Task statement:
Copy out the listing that follows exactly, dropping every picture.

Exercise inputs:
-*-

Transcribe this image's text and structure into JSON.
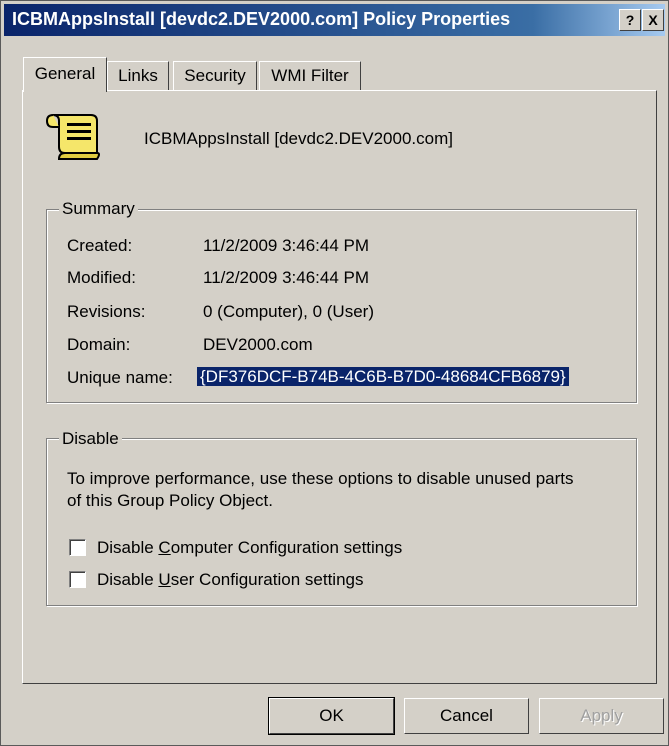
{
  "window": {
    "title": "ICBMAppsInstall [devdc2.DEV2000.com] Policy Properties",
    "help_button": "?",
    "close_button": "X"
  },
  "tabs": [
    {
      "label": "General"
    },
    {
      "label": "Links"
    },
    {
      "label": "Security"
    },
    {
      "label": "WMI Filter"
    }
  ],
  "general": {
    "gpo_name": "ICBMAppsInstall [devdc2.DEV2000.com]"
  },
  "summary": {
    "legend": "Summary",
    "rows": [
      {
        "label": "Created:",
        "value": "11/2/2009 3:46:44 PM"
      },
      {
        "label": "Modified:",
        "value": "11/2/2009 3:46:44 PM"
      },
      {
        "label": "Revisions:",
        "value": "0 (Computer), 0 (User)"
      },
      {
        "label": "Domain:",
        "value": "DEV2000.com"
      },
      {
        "label": "Unique name:",
        "value": "{DF376DCF-B74B-4C6B-B7D0-48684CFB6879}"
      }
    ]
  },
  "disable": {
    "legend": "Disable",
    "description": "To improve performance, use these options to disable unused parts of this Group Policy Object.",
    "options": [
      {
        "prefix": "Disable ",
        "mnemonic": "C",
        "rest": "omputer Configuration settings",
        "checked": false
      },
      {
        "prefix": "Disable ",
        "mnemonic": "U",
        "rest": "ser Configuration settings",
        "checked": false
      }
    ]
  },
  "buttons": {
    "ok": "OK",
    "cancel": "Cancel",
    "apply": "Apply"
  },
  "colors": {
    "dialog_bg": "#d4d0c8",
    "titlebar": "#0a246a",
    "selection": "#0a246a"
  }
}
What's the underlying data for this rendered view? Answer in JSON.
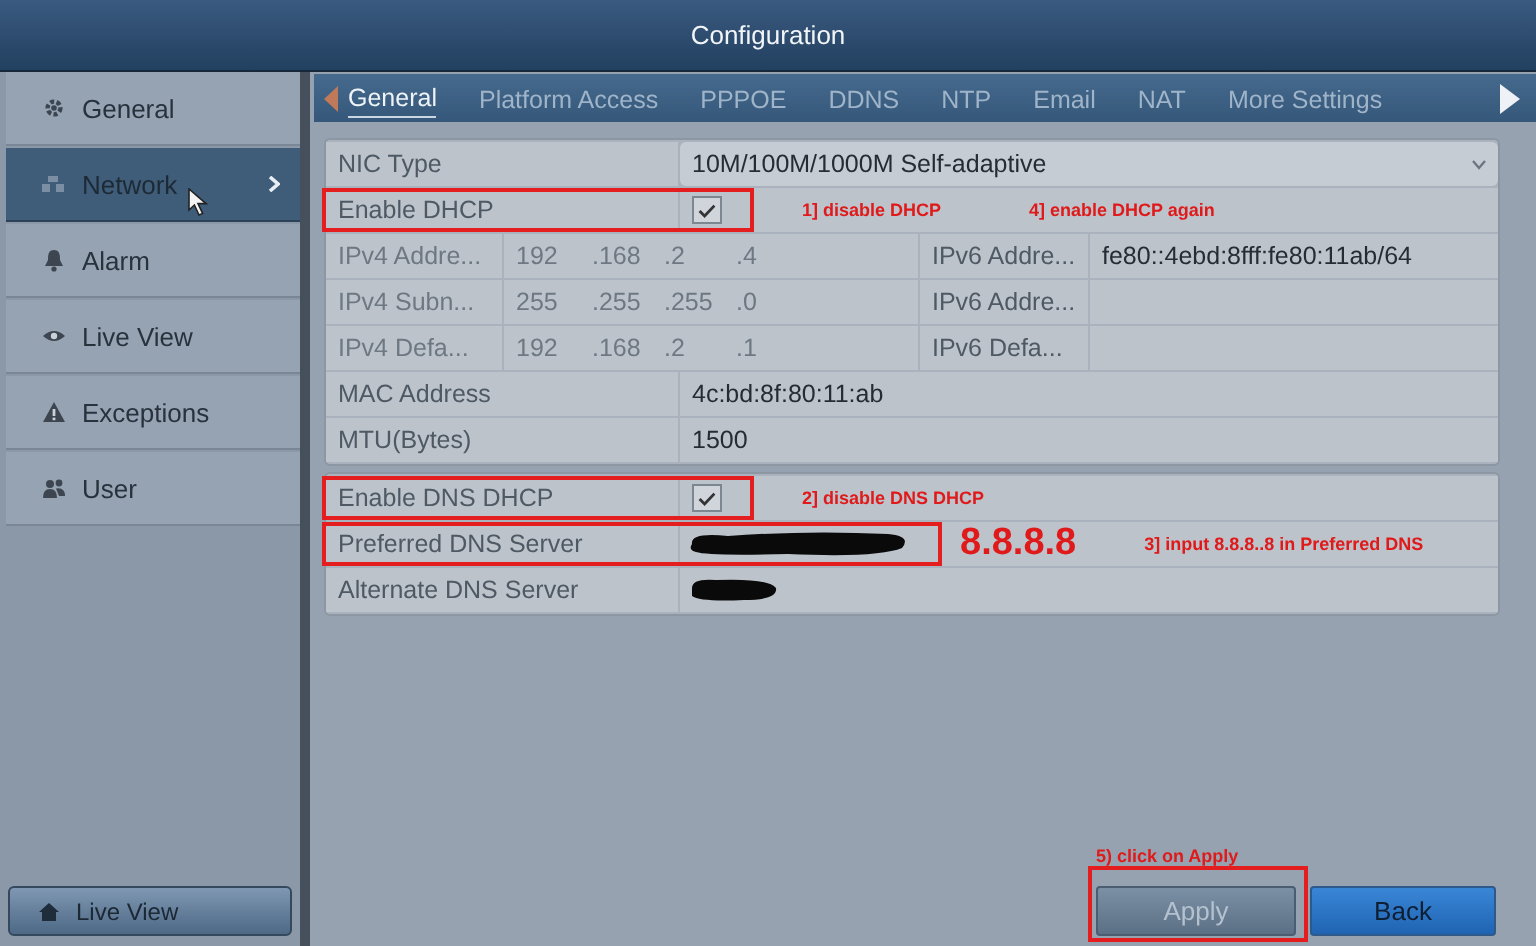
{
  "window": {
    "title": "Configuration"
  },
  "sidebar": {
    "items": [
      {
        "label": "General",
        "selected": false
      },
      {
        "label": "Network",
        "selected": true
      },
      {
        "label": "Alarm",
        "selected": false
      },
      {
        "label": "Live View",
        "selected": false
      },
      {
        "label": "Exceptions",
        "selected": false
      },
      {
        "label": "User",
        "selected": false
      }
    ],
    "footer_button": "Live View"
  },
  "tabs": [
    {
      "label": "General",
      "selected": true
    },
    {
      "label": "Platform Access",
      "selected": false
    },
    {
      "label": "PPPOE",
      "selected": false
    },
    {
      "label": "DDNS",
      "selected": false
    },
    {
      "label": "NTP",
      "selected": false
    },
    {
      "label": "Email",
      "selected": false
    },
    {
      "label": "NAT",
      "selected": false
    },
    {
      "label": "More Settings",
      "selected": false
    }
  ],
  "form": {
    "groups": [
      {
        "rows": [
          {
            "kind": "select",
            "label": "NIC Type",
            "value": "10M/100M/1000M Self-adaptive"
          },
          {
            "kind": "checkbox",
            "label": "Enable DHCP",
            "checked": true,
            "highlighted": true,
            "notes": [
              {
                "kind": "small",
                "text": "1] disable DHCP"
              },
              {
                "kind": "small",
                "text": "4] enable DHCP again"
              }
            ]
          },
          {
            "kind": "pair",
            "disabled": true,
            "label": "IPv4 Addre...",
            "segments": [
              "192",
              ".168",
              ".2",
              ".4"
            ],
            "label_2": "IPv6 Addre...",
            "value_2": "fe80::4ebd:8fff:fe80:11ab/64"
          },
          {
            "kind": "pair",
            "disabled": true,
            "label": "IPv4 Subn...",
            "segments": [
              "255",
              ".255",
              ".255",
              ".0"
            ],
            "label_2": "IPv6 Addre..."
          },
          {
            "kind": "pair",
            "disabled": true,
            "label": "IPv4 Defa...",
            "segments": [
              "192",
              ".168",
              ".2",
              ".1"
            ],
            "label_2": "IPv6 Defa..."
          },
          {
            "kind": "text",
            "label": "MAC Address",
            "value": "4c:bd:8f:80:11:ab"
          },
          {
            "kind": "text",
            "label": "MTU(Bytes)",
            "value": "1500"
          }
        ]
      },
      {
        "rows": [
          {
            "kind": "checkbox",
            "label": "Enable DNS DHCP",
            "checked": true,
            "highlighted": true,
            "notes": [
              {
                "kind": "small",
                "text": "2] disable DNS DHCP"
              }
            ]
          },
          {
            "kind": "redacted_long",
            "label": "Preferred DNS Server",
            "highlighted": true,
            "notes": [
              {
                "kind": "big",
                "text": "8.8.8.8"
              },
              {
                "kind": "small",
                "text": "3] input 8.8.8..8 in Preferred DNS"
              }
            ]
          },
          {
            "kind": "redacted_short",
            "label": "Alternate DNS Server"
          }
        ]
      }
    ]
  },
  "buttons": [
    {
      "label": "Apply",
      "disabled": true,
      "highlighted": true,
      "note": "5) click on Apply"
    },
    {
      "label": "Back",
      "disabled": false
    }
  ]
}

-*-

Written answer:
Transcribe this image's text and structure into JSON.
{
  "window": {
    "title": "ICBMAppsInstall [devdc2.DEV2000.com] Policy Properties",
    "help_button": "?",
    "close_button": "X"
  },
  "tabs": [
    {
      "label": "General"
    },
    {
      "label": "Links"
    },
    {
      "label": "Security"
    },
    {
      "label": "WMI Filter"
    }
  ],
  "general": {
    "gpo_name": "ICBMAppsInstall [devdc2.DEV2000.com]"
  },
  "summary": {
    "legend": "Summary",
    "rows": [
      {
        "label": "Created:",
        "value": "11/2/2009 3:46:44 PM"
      },
      {
        "label": "Modified:",
        "value": "11/2/2009 3:46:44 PM"
      },
      {
        "label": "Revisions:",
        "value": "0 (Computer), 0 (User)"
      },
      {
        "label": "Domain:",
        "value": "DEV2000.com"
      },
      {
        "label": "Unique name:",
        "value": "{DF376DCF-B74B-4C6B-B7D0-48684CFB6879}"
      }
    ]
  },
  "disable": {
    "legend": "Disable",
    "description": "To improve performance, use these options to disable unused parts of this Group Policy Object.",
    "options": [
      {
        "prefix": "Disable ",
        "mnemonic": "C",
        "rest": "omputer Configuration settings",
        "checked": false
      },
      {
        "prefix": "Disable ",
        "mnemonic": "U",
        "rest": "ser Configuration settings",
        "checked": false
      }
    ]
  },
  "buttons": {
    "ok": "OK",
    "cancel": "Cancel",
    "apply": "Apply"
  },
  "colors": {
    "dialog_bg": "#d4d0c8",
    "titlebar": "#0a246a",
    "selection": "#0a246a"
  }
}
What's the underlying data for this rendered view? Answer in JSON.
{
  "window": {
    "title": "Configuration"
  },
  "sidebar": {
    "items": [
      {
        "label": "General",
        "selected": false
      },
      {
        "label": "Network",
        "selected": true
      },
      {
        "label": "Alarm",
        "selected": false
      },
      {
        "label": "Live View",
        "selected": false
      },
      {
        "label": "Exceptions",
        "selected": false
      },
      {
        "label": "User",
        "selected": false
      }
    ],
    "footer_button": "Live View"
  },
  "tabs": [
    {
      "label": "General",
      "selected": true
    },
    {
      "label": "Platform Access",
      "selected": false
    },
    {
      "label": "PPPOE",
      "selected": false
    },
    {
      "label": "DDNS",
      "selected": false
    },
    {
      "label": "NTP",
      "selected": false
    },
    {
      "label": "Email",
      "selected": false
    },
    {
      "label": "NAT",
      "selected": false
    },
    {
      "label": "More Settings",
      "selected": false
    }
  ],
  "form": {
    "groups": [
      {
        "rows": [
          {
            "kind": "select",
            "label": "NIC Type",
            "value": "10M/100M/1000M Self-adaptive"
          },
          {
            "kind": "checkbox",
            "label": "Enable DHCP",
            "checked": true,
            "highlighted": true,
            "notes": [
              {
                "kind": "small",
                "text": "1] disable DHCP"
              },
              {
                "kind": "small",
                "text": "4] enable DHCP again"
              }
            ]
          },
          {
            "kind": "pair",
            "disabled": true,
            "label": "IPv4 Addre...",
            "segments": [
              "192",
              ".168",
              ".2",
              ".4"
            ],
            "label_2": "IPv6 Addre...",
            "value_2": "fe80::4ebd:8fff:fe80:11ab/64"
          },
          {
            "kind": "pair",
            "disabled": true,
            "label": "IPv4 Subn...",
            "segments": [
              "255",
              ".255",
              ".255",
              ".0"
            ],
            "label_2": "IPv6 Addre..."
          },
          {
            "kind": "pair",
            "disabled": true,
            "label": "IPv4 Defa...",
            "segments": [
              "192",
              ".168",
              ".2",
              ".1"
            ],
            "label_2": "IPv6 Defa..."
          },
          {
            "kind": "text",
            "label": "MAC Address",
            "value": "4c:bd:8f:80:11:ab"
          },
          {
            "kind": "text",
            "label": "MTU(Bytes)",
            "value": "1500"
          }
        ]
      },
      {
        "rows": [
          {
            "kind": "checkbox",
            "label": "Enable DNS DHCP",
            "checked": true,
            "highlighted": true,
            "notes": [
              {
                "kind": "small",
                "text": "2] disable DNS DHCP"
              }
            ]
          },
          {
            "kind": "redacted_long",
            "label": "Preferred DNS Server",
            "highlighted": true,
            "notes": [
              {
                "kind": "big",
                "text": "8.8.8.8"
              },
              {
                "kind": "small",
                "text": "3] input 8.8.8..8 in Preferred DNS"
              }
            ]
          },
          {
            "kind": "redacted_short",
            "label": "Alternate DNS Server"
          }
        ]
      }
    ]
  },
  "buttons": [
    {
      "label": "Apply",
      "disabled": true,
      "highlighted": true,
      "note": "5) click on Apply"
    },
    {
      "label": "Back",
      "disabled": false
    }
  ]
}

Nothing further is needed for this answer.